Records excerpted from a collection:
※ ※ ※

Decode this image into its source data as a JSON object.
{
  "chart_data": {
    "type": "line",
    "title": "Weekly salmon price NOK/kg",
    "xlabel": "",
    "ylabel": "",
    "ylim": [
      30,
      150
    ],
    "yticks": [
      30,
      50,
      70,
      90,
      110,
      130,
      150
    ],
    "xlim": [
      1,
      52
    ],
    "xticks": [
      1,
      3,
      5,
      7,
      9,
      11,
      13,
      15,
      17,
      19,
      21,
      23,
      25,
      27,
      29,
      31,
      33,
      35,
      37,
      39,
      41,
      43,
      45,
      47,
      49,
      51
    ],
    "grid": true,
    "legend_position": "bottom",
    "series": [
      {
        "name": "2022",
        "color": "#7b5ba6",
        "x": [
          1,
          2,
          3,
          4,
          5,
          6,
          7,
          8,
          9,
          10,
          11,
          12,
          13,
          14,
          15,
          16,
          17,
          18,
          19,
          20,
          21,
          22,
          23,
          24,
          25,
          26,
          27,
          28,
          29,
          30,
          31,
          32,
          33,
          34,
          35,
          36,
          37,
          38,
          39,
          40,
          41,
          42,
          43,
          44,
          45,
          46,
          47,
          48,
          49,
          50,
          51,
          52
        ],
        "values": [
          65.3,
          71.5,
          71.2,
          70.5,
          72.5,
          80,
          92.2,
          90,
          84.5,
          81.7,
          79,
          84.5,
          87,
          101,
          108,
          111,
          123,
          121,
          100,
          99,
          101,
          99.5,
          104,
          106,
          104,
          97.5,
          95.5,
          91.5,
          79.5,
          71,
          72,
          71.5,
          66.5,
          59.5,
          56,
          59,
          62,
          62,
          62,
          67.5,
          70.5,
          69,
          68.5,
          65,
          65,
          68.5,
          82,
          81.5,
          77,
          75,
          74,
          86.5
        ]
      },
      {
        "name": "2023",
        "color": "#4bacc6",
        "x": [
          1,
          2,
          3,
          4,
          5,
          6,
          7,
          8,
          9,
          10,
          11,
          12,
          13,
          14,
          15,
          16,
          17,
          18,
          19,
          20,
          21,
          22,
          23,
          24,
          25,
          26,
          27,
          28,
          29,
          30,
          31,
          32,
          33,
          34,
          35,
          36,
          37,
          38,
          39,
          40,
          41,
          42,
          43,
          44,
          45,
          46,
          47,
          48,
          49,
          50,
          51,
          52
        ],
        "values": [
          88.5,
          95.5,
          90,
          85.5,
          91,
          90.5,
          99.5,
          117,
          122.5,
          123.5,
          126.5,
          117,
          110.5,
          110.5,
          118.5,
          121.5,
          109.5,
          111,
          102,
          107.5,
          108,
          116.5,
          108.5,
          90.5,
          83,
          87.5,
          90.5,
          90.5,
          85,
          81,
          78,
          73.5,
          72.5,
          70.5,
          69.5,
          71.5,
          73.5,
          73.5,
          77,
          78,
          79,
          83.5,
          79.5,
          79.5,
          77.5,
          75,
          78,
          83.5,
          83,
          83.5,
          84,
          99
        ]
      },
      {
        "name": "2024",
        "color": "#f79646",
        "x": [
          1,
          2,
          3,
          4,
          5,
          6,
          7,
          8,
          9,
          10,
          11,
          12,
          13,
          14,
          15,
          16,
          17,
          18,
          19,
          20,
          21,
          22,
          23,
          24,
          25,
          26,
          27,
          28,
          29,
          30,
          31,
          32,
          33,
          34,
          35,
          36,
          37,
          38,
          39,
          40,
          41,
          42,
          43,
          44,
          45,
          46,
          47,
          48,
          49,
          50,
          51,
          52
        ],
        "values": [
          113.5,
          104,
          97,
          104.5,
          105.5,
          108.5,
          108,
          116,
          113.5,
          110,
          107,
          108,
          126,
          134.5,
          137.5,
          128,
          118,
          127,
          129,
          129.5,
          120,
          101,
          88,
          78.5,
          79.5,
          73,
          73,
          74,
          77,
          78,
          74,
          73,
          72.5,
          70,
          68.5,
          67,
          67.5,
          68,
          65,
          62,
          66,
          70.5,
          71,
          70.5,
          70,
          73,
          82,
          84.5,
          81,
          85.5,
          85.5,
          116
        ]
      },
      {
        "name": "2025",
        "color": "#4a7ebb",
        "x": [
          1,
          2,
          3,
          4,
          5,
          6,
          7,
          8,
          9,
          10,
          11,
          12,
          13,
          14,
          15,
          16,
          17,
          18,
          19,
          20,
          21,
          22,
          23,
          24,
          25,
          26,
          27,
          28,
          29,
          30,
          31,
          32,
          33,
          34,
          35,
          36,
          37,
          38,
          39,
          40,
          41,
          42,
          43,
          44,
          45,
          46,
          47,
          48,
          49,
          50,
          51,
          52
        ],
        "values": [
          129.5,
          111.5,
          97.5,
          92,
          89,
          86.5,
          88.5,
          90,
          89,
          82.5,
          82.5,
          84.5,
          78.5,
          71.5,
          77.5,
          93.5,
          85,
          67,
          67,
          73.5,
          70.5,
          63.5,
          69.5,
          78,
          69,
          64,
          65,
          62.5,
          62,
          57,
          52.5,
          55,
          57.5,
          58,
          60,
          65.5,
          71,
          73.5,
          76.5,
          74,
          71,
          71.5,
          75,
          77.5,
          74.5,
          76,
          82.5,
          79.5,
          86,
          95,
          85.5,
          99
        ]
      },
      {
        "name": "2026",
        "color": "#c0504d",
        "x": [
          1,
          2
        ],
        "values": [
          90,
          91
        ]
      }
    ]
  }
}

※ ※ ※

# DIRECTIVE
Reproduce the material above exactly; please quote every line of it.

# ANSWER TO THE PROBLEM
Decode this image into its source data as a JSON object.
{
  "chart_data": {
    "type": "line",
    "title": "Weekly salmon price NOK/kg",
    "xlabel": "",
    "ylabel": "",
    "ylim": [
      30,
      150
    ],
    "yticks": [
      30,
      50,
      70,
      90,
      110,
      130,
      150
    ],
    "xlim": [
      1,
      52
    ],
    "xticks": [
      1,
      3,
      5,
      7,
      9,
      11,
      13,
      15,
      17,
      19,
      21,
      23,
      25,
      27,
      29,
      31,
      33,
      35,
      37,
      39,
      41,
      43,
      45,
      47,
      49,
      51
    ],
    "grid": true,
    "legend_position": "bottom",
    "series": [
      {
        "name": "2022",
        "color": "#7b5ba6",
        "x": [
          1,
          2,
          3,
          4,
          5,
          6,
          7,
          8,
          9,
          10,
          11,
          12,
          13,
          14,
          15,
          16,
          17,
          18,
          19,
          20,
          21,
          22,
          23,
          24,
          25,
          26,
          27,
          28,
          29,
          30,
          31,
          32,
          33,
          34,
          35,
          36,
          37,
          38,
          39,
          40,
          41,
          42,
          43,
          44,
          45,
          46,
          47,
          48,
          49,
          50,
          51,
          52
        ],
        "values": [
          65.3,
          71.5,
          71.2,
          70.5,
          72.5,
          80,
          92.2,
          90,
          84.5,
          81.7,
          79,
          84.5,
          87,
          101,
          108,
          111,
          123,
          121,
          100,
          99,
          101,
          99.5,
          104,
          106,
          104,
          97.5,
          95.5,
          91.5,
          79.5,
          71,
          72,
          71.5,
          66.5,
          59.5,
          56,
          59,
          62,
          62,
          62,
          67.5,
          70.5,
          69,
          68.5,
          65,
          65,
          68.5,
          82,
          81.5,
          77,
          75,
          74,
          86.5
        ]
      },
      {
        "name": "2023",
        "color": "#4bacc6",
        "x": [
          1,
          2,
          3,
          4,
          5,
          6,
          7,
          8,
          9,
          10,
          11,
          12,
          13,
          14,
          15,
          16,
          17,
          18,
          19,
          20,
          21,
          22,
          23,
          24,
          25,
          26,
          27,
          28,
          29,
          30,
          31,
          32,
          33,
          34,
          35,
          36,
          37,
          38,
          39,
          40,
          41,
          42,
          43,
          44,
          45,
          46,
          47,
          48,
          49,
          50,
          51,
          52
        ],
        "values": [
          88.5,
          95.5,
          90,
          85.5,
          91,
          90.5,
          99.5,
          117,
          122.5,
          123.5,
          126.5,
          117,
          110.5,
          110.5,
          118.5,
          121.5,
          109.5,
          111,
          102,
          107.5,
          108,
          116.5,
          108.5,
          90.5,
          83,
          87.5,
          90.5,
          90.5,
          85,
          81,
          78,
          73.5,
          72.5,
          70.5,
          69.5,
          71.5,
          73.5,
          73.5,
          77,
          78,
          79,
          83.5,
          79.5,
          79.5,
          77.5,
          75,
          78,
          83.5,
          83,
          83.5,
          84,
          99
        ]
      },
      {
        "name": "2024",
        "color": "#f79646",
        "x": [
          1,
          2,
          3,
          4,
          5,
          6,
          7,
          8,
          9,
          10,
          11,
          12,
          13,
          14,
          15,
          16,
          17,
          18,
          19,
          20,
          21,
          22,
          23,
          24,
          25,
          26,
          27,
          28,
          29,
          30,
          31,
          32,
          33,
          34,
          35,
          36,
          37,
          38,
          39,
          40,
          41,
          42,
          43,
          44,
          45,
          46,
          47,
          48,
          49,
          50,
          51,
          52
        ],
        "values": [
          113.5,
          104,
          97,
          104.5,
          105.5,
          108.5,
          108,
          116,
          113.5,
          110,
          107,
          108,
          126,
          134.5,
          137.5,
          128,
          118,
          127,
          129,
          129.5,
          120,
          101,
          88,
          78.5,
          79.5,
          73,
          73,
          74,
          77,
          78,
          74,
          73,
          72.5,
          70,
          68.5,
          67,
          67.5,
          68,
          65,
          62,
          66,
          70.5,
          71,
          70.5,
          70,
          73,
          82,
          84.5,
          81,
          85.5,
          85.5,
          116
        ]
      },
      {
        "name": "2025",
        "color": "#4a7ebb",
        "x": [
          1,
          2,
          3,
          4,
          5,
          6,
          7,
          8,
          9,
          10,
          11,
          12,
          13,
          14,
          15,
          16,
          17,
          18,
          19,
          20,
          21,
          22,
          23,
          24,
          25,
          26,
          27,
          28,
          29,
          30,
          31,
          32,
          33,
          34,
          35,
          36,
          37,
          38,
          39,
          40,
          41,
          42,
          43,
          44,
          45,
          46,
          47,
          48,
          49,
          50,
          51,
          52
        ],
        "values": [
          129.5,
          111.5,
          97.5,
          92,
          89,
          86.5,
          88.5,
          90,
          89,
          82.5,
          82.5,
          84.5,
          78.5,
          71.5,
          77.5,
          93.5,
          85,
          67,
          67,
          73.5,
          70.5,
          63.5,
          69.5,
          78,
          69,
          64,
          65,
          62.5,
          62,
          57,
          52.5,
          55,
          57.5,
          58,
          60,
          65.5,
          71,
          73.5,
          76.5,
          74,
          71,
          71.5,
          75,
          77.5,
          74.5,
          76,
          82.5,
          79.5,
          86,
          95,
          85.5,
          99
        ]
      },
      {
        "name": "2026",
        "color": "#c0504d",
        "x": [
          1,
          2
        ],
        "values": [
          90,
          91
        ]
      }
    ]
  }
}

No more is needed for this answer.